▸ **Instructions to follow**:
All of the data should be repeated exactly; pictures are not part of the copy.

--------------------------------

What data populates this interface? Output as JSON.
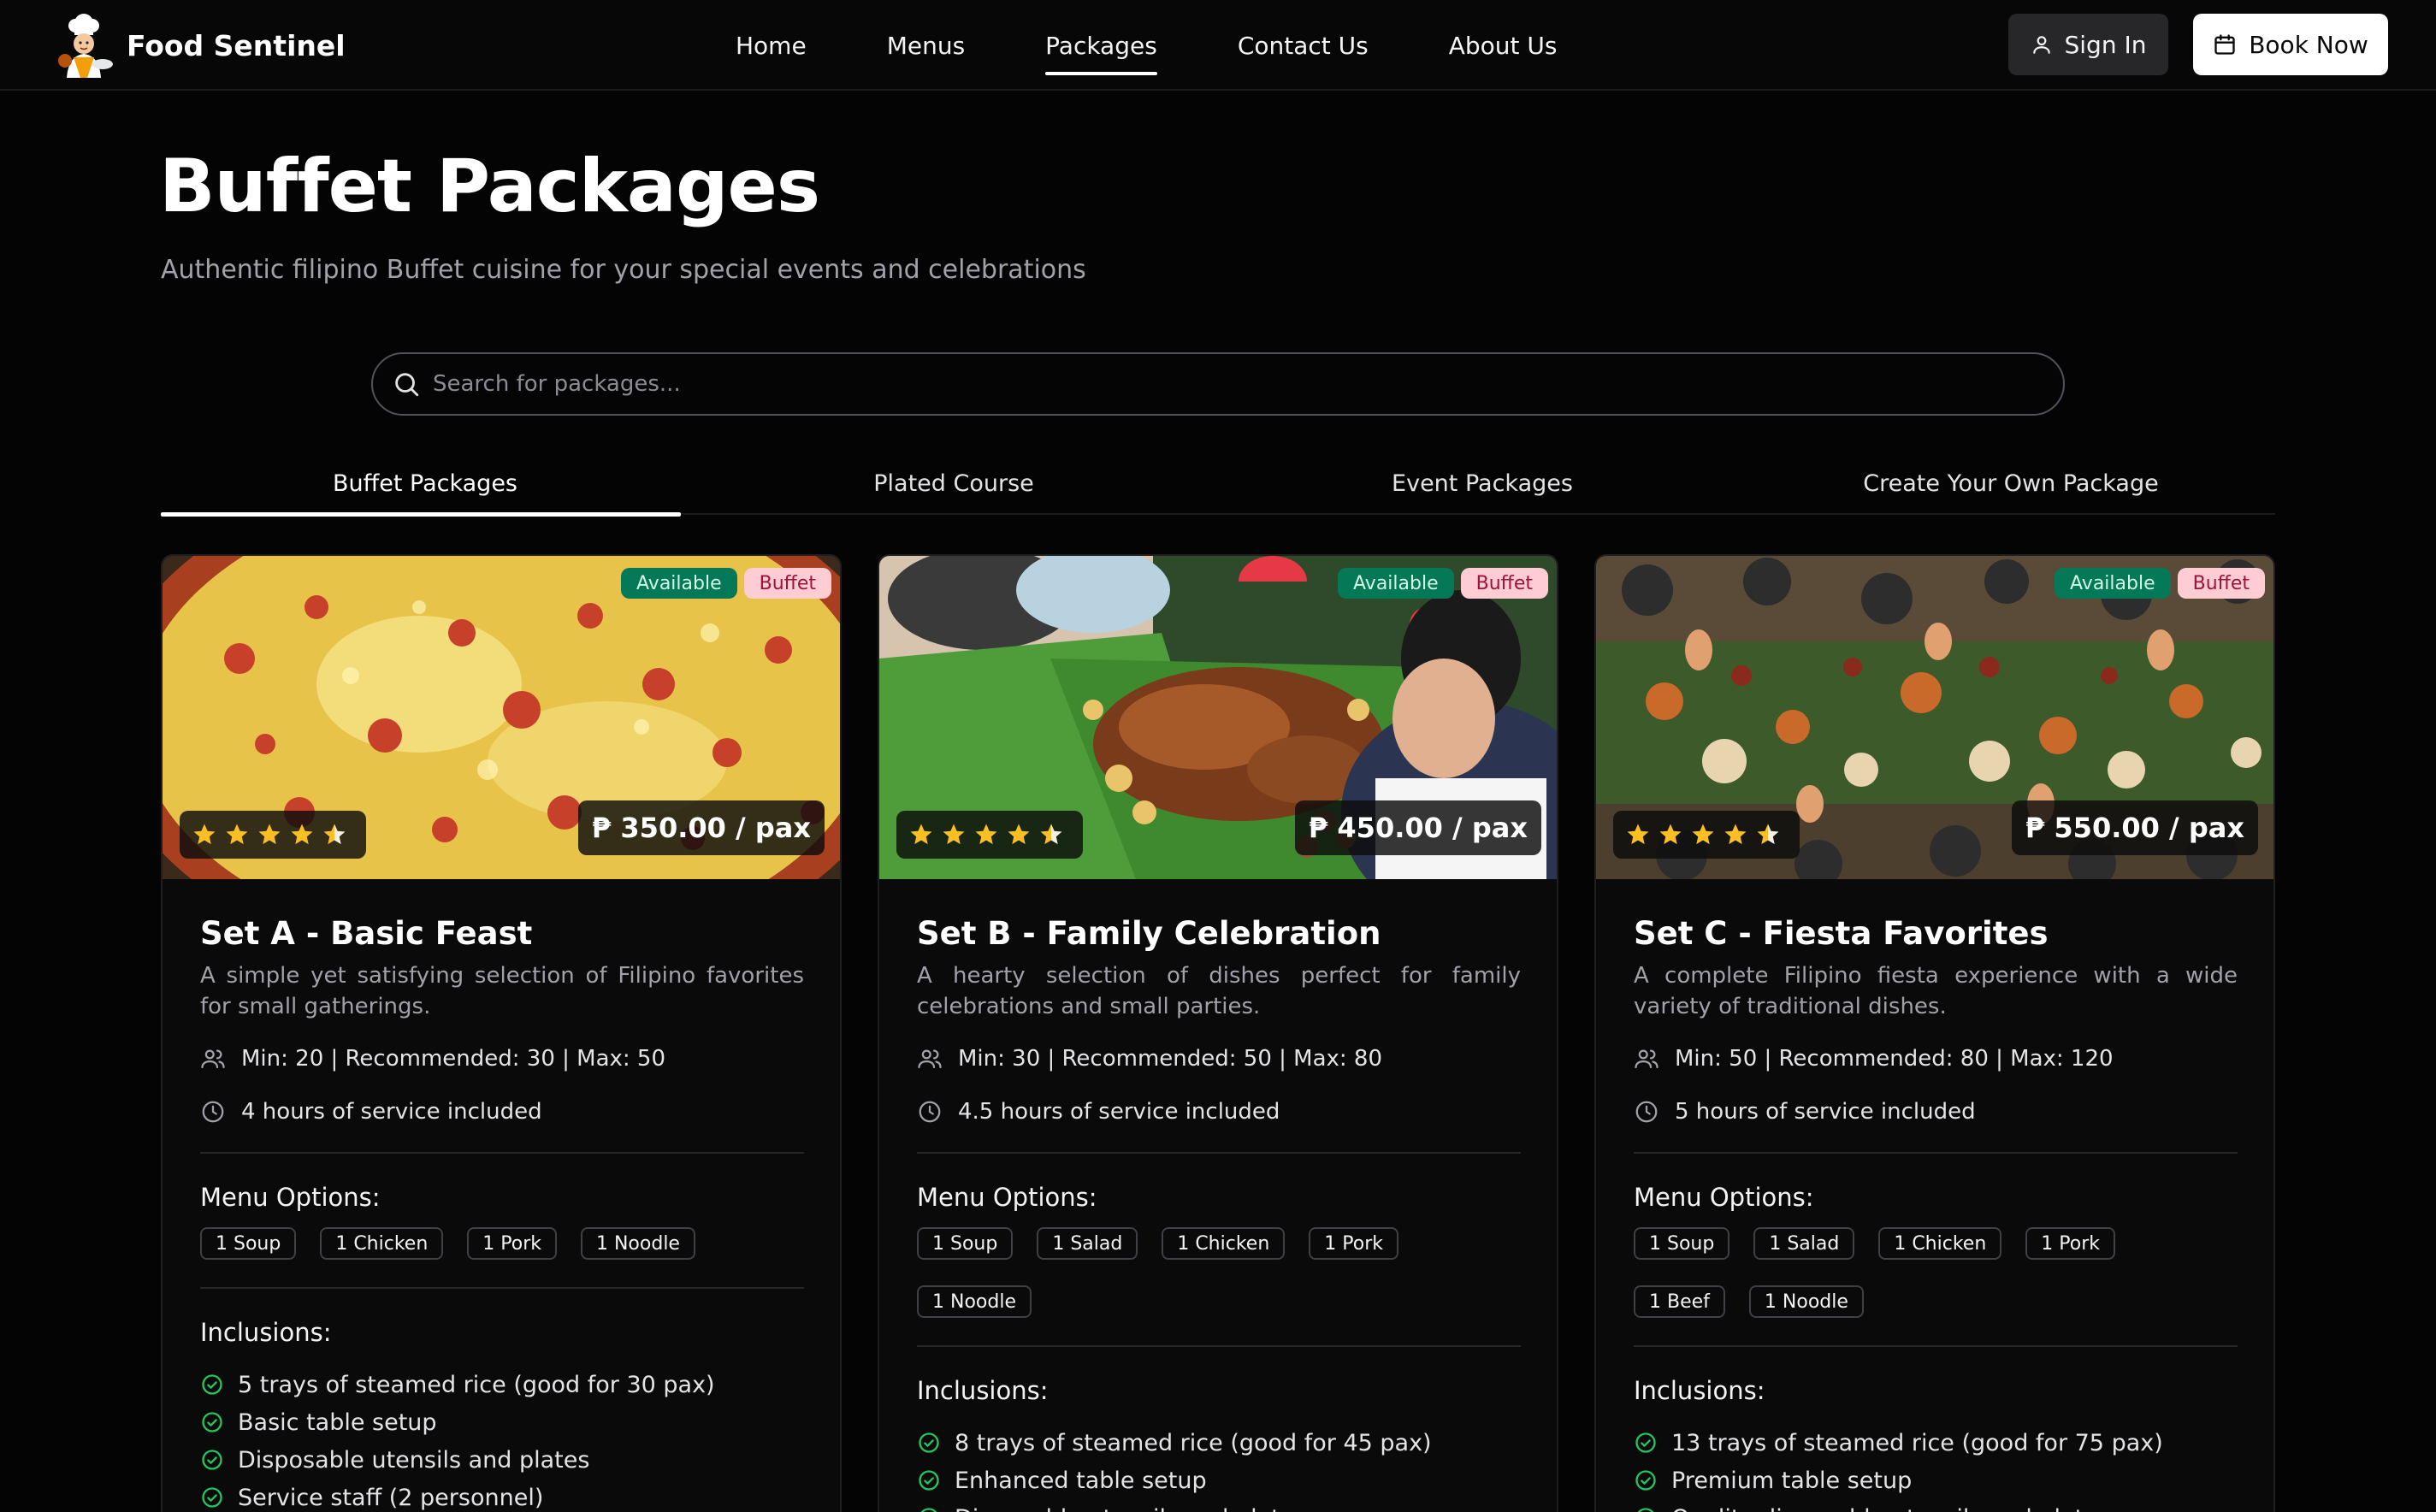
{
  "brand": {
    "name": "Food Sentinel"
  },
  "nav": {
    "links": [
      {
        "label": "Home",
        "active": false
      },
      {
        "label": "Menus",
        "active": false
      },
      {
        "label": "Packages",
        "active": true
      },
      {
        "label": "Contact Us",
        "active": false
      },
      {
        "label": "About Us",
        "active": false
      }
    ],
    "sign_in": "Sign In",
    "book_now": "Book Now"
  },
  "header": {
    "title": "Buffet Packages",
    "subtitle": "Authentic filipino Buffet cuisine for your special events and celebrations"
  },
  "search": {
    "placeholder": "Search for packages..."
  },
  "tabs": [
    {
      "label": "Buffet Packages",
      "active": true
    },
    {
      "label": "Plated Course",
      "active": false
    },
    {
      "label": "Event Packages",
      "active": false
    },
    {
      "label": "Create Your Own Package",
      "active": false
    }
  ],
  "labels": {
    "menu_options": "Menu Options:",
    "inclusions": "Inclusions:"
  },
  "colors": {
    "accent_available": "#047857",
    "accent_buffet": "#fecdd3",
    "star": "#fbbf24",
    "check": "#22c55e"
  },
  "cards": [
    {
      "badge_available": "Available",
      "badge_type": "Buffet",
      "rating": 4.5,
      "price": "₱ 350.00 / pax",
      "title": "Set A - Basic Feast",
      "description": "A simple yet satisfying selection of Filipino favorites for small gatherings.",
      "guests": "Min: 20 | Recommended: 30 | Max: 50",
      "service": "4 hours of service included",
      "menu_options": [
        "1 Soup",
        "1 Chicken",
        "1 Pork",
        "1 Noodle"
      ],
      "inclusions": [
        "5 trays of steamed rice (good for 30 pax)",
        "Basic table setup",
        "Disposable utensils and plates",
        "Service staff (2 personnel)"
      ]
    },
    {
      "badge_available": "Available",
      "badge_type": "Buffet",
      "rating": 4.5,
      "price": "₱ 450.00 / pax",
      "title": "Set B - Family Celebration",
      "description": "A hearty selection of dishes perfect for family celebrations and small parties.",
      "guests": "Min: 30 | Recommended: 50 | Max: 80",
      "service": "4.5 hours of service included",
      "menu_options": [
        "1 Soup",
        "1 Salad",
        "1 Chicken",
        "1 Pork",
        "1 Noodle"
      ],
      "inclusions": [
        "8 trays of steamed rice (good for 45 pax)",
        "Enhanced table setup",
        "Disposable utensils and plates"
      ]
    },
    {
      "badge_available": "Available",
      "badge_type": "Buffet",
      "rating": 4.5,
      "price": "₱ 550.00 / pax",
      "title": "Set C - Fiesta Favorites",
      "description": "A complete Filipino fiesta experience with a wide variety of traditional dishes.",
      "guests": "Min: 50 | Recommended: 80 | Max: 120",
      "service": "5 hours of service included",
      "menu_options": [
        "1 Soup",
        "1 Salad",
        "1 Chicken",
        "1 Pork",
        "1 Beef",
        "1 Noodle"
      ],
      "inclusions": [
        "13 trays of steamed rice (good for 75 pax)",
        "Premium table setup",
        "Quality disposable utensils and plates"
      ]
    }
  ]
}
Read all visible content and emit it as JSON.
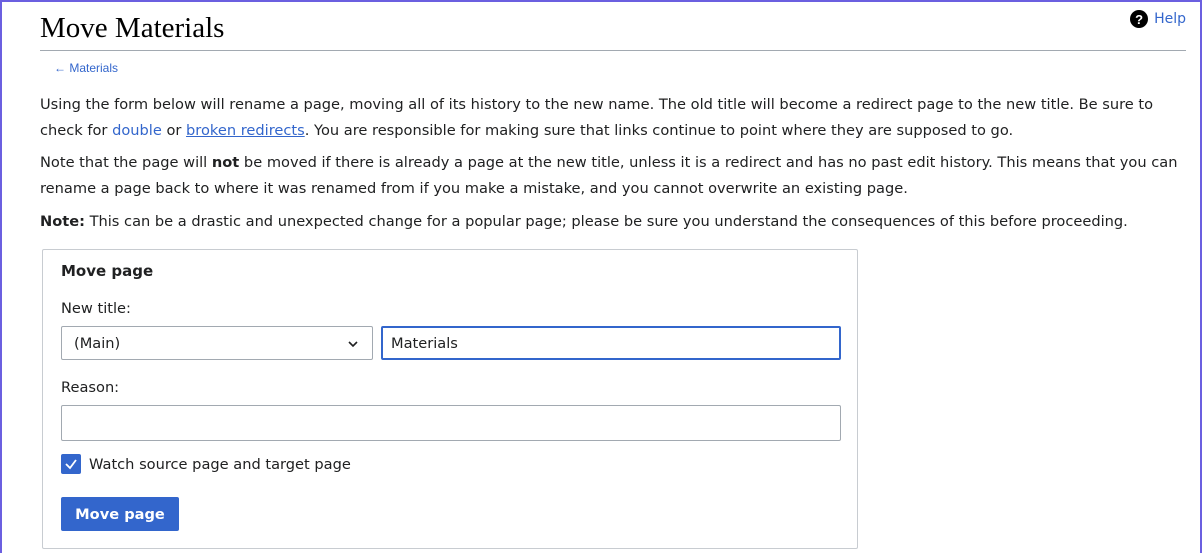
{
  "page": {
    "title": "Move Materials",
    "help_label": "Help",
    "back_link": "← Materials"
  },
  "intro": {
    "p1_before": "Using the form below will rename a page, moving all of its history to the new name. The old title will become a redirect page to the new title. Be sure to check for ",
    "p1_link_double": "double",
    "p1_mid": " or ",
    "p1_link_broken": "broken redirects",
    "p1_after": ". You are responsible for making sure that links continue to point where they are supposed to go.",
    "p2_before": "Note that the page will ",
    "p2_bold": "not",
    "p2_after": " be moved if there is already a page at the new title, unless it is a redirect and has no past edit history. This means that you can rename a page back to where it was renamed from if you make a mistake, and you cannot overwrite an existing page.",
    "p3_bold": "Note:",
    "p3_after": " This can be a drastic and unexpected change for a popular page; please be sure you understand the consequences of this before proceeding."
  },
  "form": {
    "legend": "Move page",
    "new_title_label": "New title:",
    "namespace_value": "(Main)",
    "title_value": "Materials",
    "reason_label": "Reason:",
    "reason_value": "",
    "watch_label": "Watch source page and target page",
    "watch_checked": true,
    "submit_label": "Move page"
  },
  "colors": {
    "accent": "#3366cc",
    "frame": "#6b5fe0"
  }
}
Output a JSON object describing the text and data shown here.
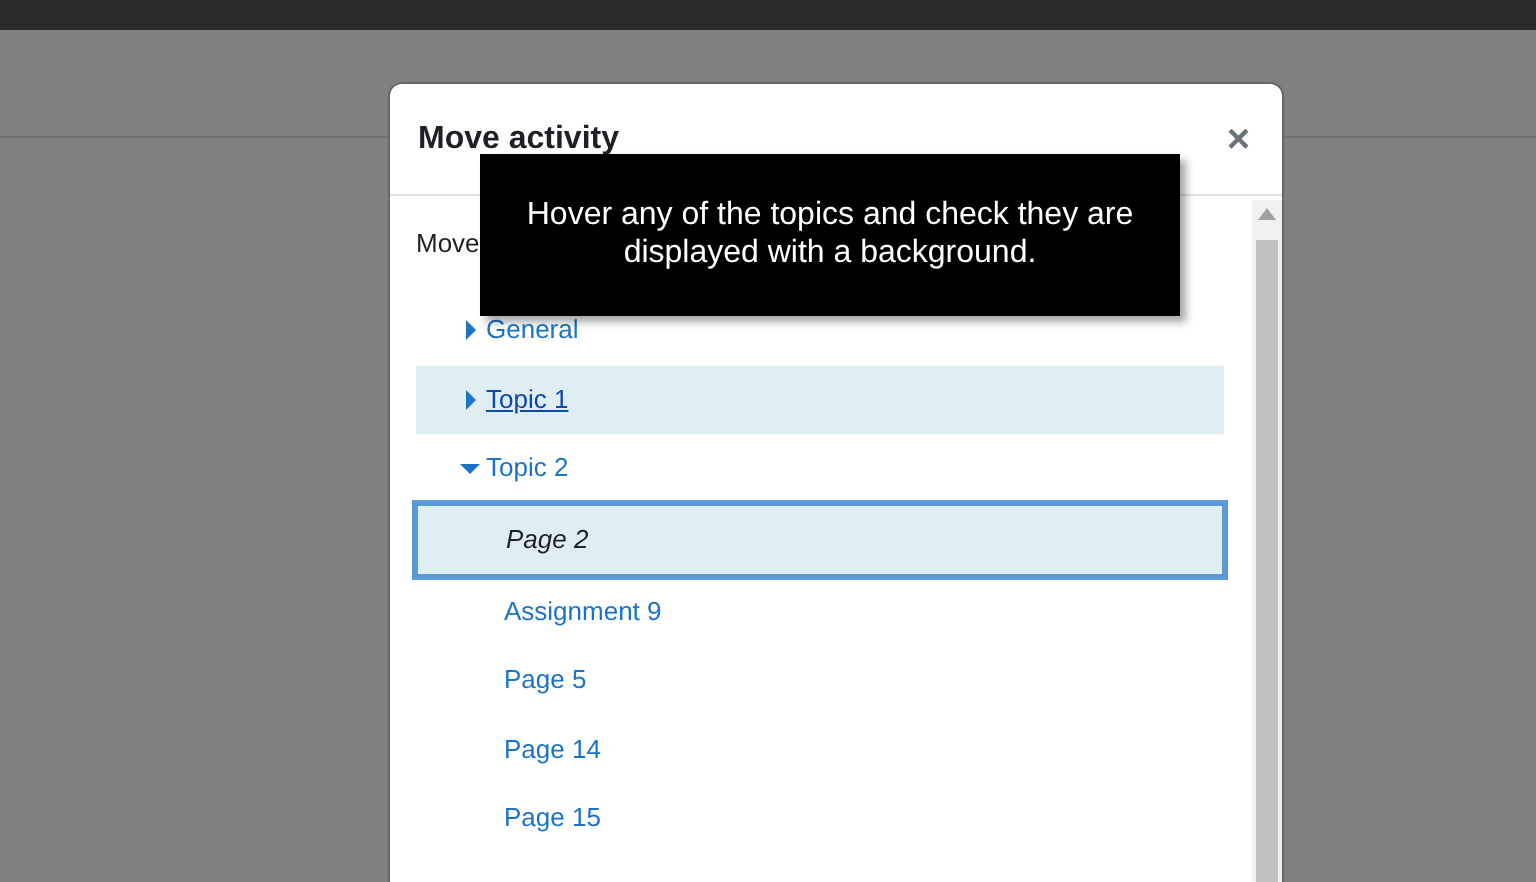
{
  "dialog": {
    "title": "Move activity",
    "close": "×",
    "intro": "Move",
    "tree": [
      {
        "kind": "section",
        "label": "General",
        "expanded": false,
        "hovered": false,
        "selected": false
      },
      {
        "kind": "section",
        "label": "Topic 1",
        "expanded": false,
        "hovered": true,
        "selected": false
      },
      {
        "kind": "section",
        "label": "Topic 2",
        "expanded": true,
        "hovered": false,
        "selected": false,
        "children": [
          {
            "kind": "activity",
            "label": "Page 2",
            "hovered": false,
            "selected": true
          },
          {
            "kind": "activity",
            "label": "Assignment 9",
            "hovered": false,
            "selected": false
          },
          {
            "kind": "activity",
            "label": "Page 5",
            "hovered": false,
            "selected": false
          },
          {
            "kind": "activity",
            "label": "Page 14",
            "hovered": false,
            "selected": false
          },
          {
            "kind": "activity",
            "label": "Page 15",
            "hovered": false,
            "selected": false
          }
        ]
      }
    ]
  },
  "tooltip": {
    "text": "Hover any of the topics and check they are displayed with a background."
  }
}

--------------------------------

▸ **Task answer**:
What data populates this interface? Output as JSON.
{
  "brand": {
    "name": "Food Sentinel"
  },
  "nav": {
    "links": [
      {
        "label": "Home",
        "active": false
      },
      {
        "label": "Menus",
        "active": false
      },
      {
        "label": "Packages",
        "active": true
      },
      {
        "label": "Contact Us",
        "active": false
      },
      {
        "label": "About Us",
        "active": false
      }
    ],
    "sign_in": "Sign In",
    "book_now": "Book Now"
  },
  "header": {
    "title": "Buffet Packages",
    "subtitle": "Authentic filipino Buffet cuisine for your special events and celebrations"
  },
  "search": {
    "placeholder": "Search for packages..."
  },
  "tabs": [
    {
      "label": "Buffet Packages",
      "active": true
    },
    {
      "label": "Plated Course",
      "active": false
    },
    {
      "label": "Event Packages",
      "active": false
    },
    {
      "label": "Create Your Own Package",
      "active": false
    }
  ],
  "labels": {
    "menu_options": "Menu Options:",
    "inclusions": "Inclusions:"
  },
  "colors": {
    "accent_available": "#047857",
    "accent_buffet": "#fecdd3",
    "star": "#fbbf24",
    "check": "#22c55e"
  },
  "cards": [
    {
      "badge_available": "Available",
      "badge_type": "Buffet",
      "rating": 4.5,
      "price": "₱ 350.00 / pax",
      "title": "Set A - Basic Feast",
      "description": "A simple yet satisfying selection of Filipino favorites for small gatherings.",
      "guests": "Min: 20 | Recommended: 30 | Max: 50",
      "service": "4 hours of service included",
      "menu_options": [
        "1 Soup",
        "1 Chicken",
        "1 Pork",
        "1 Noodle"
      ],
      "inclusions": [
        "5 trays of steamed rice (good for 30 pax)",
        "Basic table setup",
        "Disposable utensils and plates",
        "Service staff (2 personnel)"
      ]
    },
    {
      "badge_available": "Available",
      "badge_type": "Buffet",
      "rating": 4.5,
      "price": "₱ 450.00 / pax",
      "title": "Set B - Family Celebration",
      "description": "A hearty selection of dishes perfect for family celebrations and small parties.",
      "guests": "Min: 30 | Recommended: 50 | Max: 80",
      "service": "4.5 hours of service included",
      "menu_options": [
        "1 Soup",
        "1 Salad",
        "1 Chicken",
        "1 Pork",
        "1 Noodle"
      ],
      "inclusions": [
        "8 trays of steamed rice (good for 45 pax)",
        "Enhanced table setup",
        "Disposable utensils and plates"
      ]
    },
    {
      "badge_available": "Available",
      "badge_type": "Buffet",
      "rating": 4.5,
      "price": "₱ 550.00 / pax",
      "title": "Set C - Fiesta Favorites",
      "description": "A complete Filipino fiesta experience with a wide variety of traditional dishes.",
      "guests": "Min: 50 | Recommended: 80 | Max: 120",
      "service": "5 hours of service included",
      "menu_options": [
        "1 Soup",
        "1 Salad",
        "1 Chicken",
        "1 Pork",
        "1 Beef",
        "1 Noodle"
      ],
      "inclusions": [
        "13 trays of steamed rice (good for 75 pax)",
        "Premium table setup",
        "Quality disposable utensils and plates"
      ]
    }
  ]
}
Read all visible content and emit it as JSON.
{
  "page": {
    "title": "Move Materials",
    "help_label": "Help",
    "back_link": "← Materials"
  },
  "intro": {
    "p1_before": "Using the form below will rename a page, moving all of its history to the new name. The old title will become a redirect page to the new title. Be sure to check for ",
    "p1_link_double": "double",
    "p1_mid": " or ",
    "p1_link_broken": "broken redirects",
    "p1_after": ". You are responsible for making sure that links continue to point where they are supposed to go.",
    "p2_before": "Note that the page will ",
    "p2_bold": "not",
    "p2_after": " be moved if there is already a page at the new title, unless it is a redirect and has no past edit history. This means that you can rename a page back to where it was renamed from if you make a mistake, and you cannot overwrite an existing page.",
    "p3_bold": "Note:",
    "p3_after": " This can be a drastic and unexpected change for a popular page; please be sure you understand the consequences of this before proceeding."
  },
  "form": {
    "legend": "Move page",
    "new_title_label": "New title:",
    "namespace_value": "(Main)",
    "title_value": "Materials",
    "reason_label": "Reason:",
    "reason_value": "",
    "watch_label": "Watch source page and target page",
    "watch_checked": true,
    "submit_label": "Move page"
  },
  "colors": {
    "accent": "#3366cc",
    "frame": "#6b5fe0"
  }
}
Output a JSON object describing the text and data shown here.
{
  "dialog": {
    "title": "Move activity",
    "close": "×",
    "intro": "Move",
    "tree": [
      {
        "kind": "section",
        "label": "General",
        "expanded": false,
        "hovered": false,
        "selected": false
      },
      {
        "kind": "section",
        "label": "Topic 1",
        "expanded": false,
        "hovered": true,
        "selected": false
      },
      {
        "kind": "section",
        "label": "Topic 2",
        "expanded": true,
        "hovered": false,
        "selected": false,
        "children": [
          {
            "kind": "activity",
            "label": "Page 2",
            "hovered": false,
            "selected": true
          },
          {
            "kind": "activity",
            "label": "Assignment 9",
            "hovered": false,
            "selected": false
          },
          {
            "kind": "activity",
            "label": "Page 5",
            "hovered": false,
            "selected": false
          },
          {
            "kind": "activity",
            "label": "Page 14",
            "hovered": false,
            "selected": false
          },
          {
            "kind": "activity",
            "label": "Page 15",
            "hovered": false,
            "selected": false
          }
        ]
      }
    ]
  },
  "tooltip": {
    "text": "Hover any of the topics and check they are displayed with a background."
  }
}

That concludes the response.